CHALLENGE
Copy each line of the entries that contains the word "költsége".

Extracted data entries
>> Start

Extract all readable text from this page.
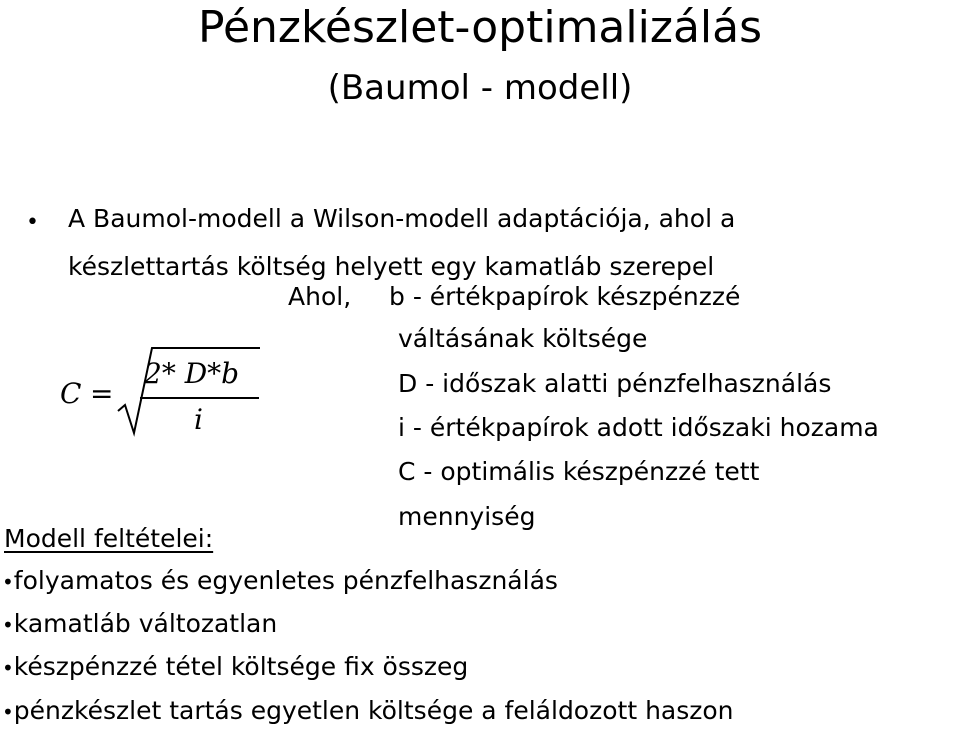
Pénzkészlet-optimalizálás
(Baumol - modell)
• A Baumol-modell a Wilson-modell adaptációja, ahol a
készlettartás költség helyett egy kamatláb szerepel
Ahol, b - értékpapírok készpénzzé
váltásának költsége
D - időszak alatti pénzfelhasználás
i - értékpapírok adott időszaki hozama
C - optimális készpénzzé tett
mennyiség
C =
2* D*b
i
Modell feltételei:
•folyamatos és egyenletes pénzfelhasználás
•kamatláb változatlan
•készpénzzé tétel költsége fix összeg
•pénzkészlet tartás egyetlen költsége a feláldozott haszon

>> End

WRITTEN RESPONSE
váltásának költsége
•készpénzzé tétel költsége fix összeg
•pénzkészlet tartás egyetlen költsége a feláldozott haszon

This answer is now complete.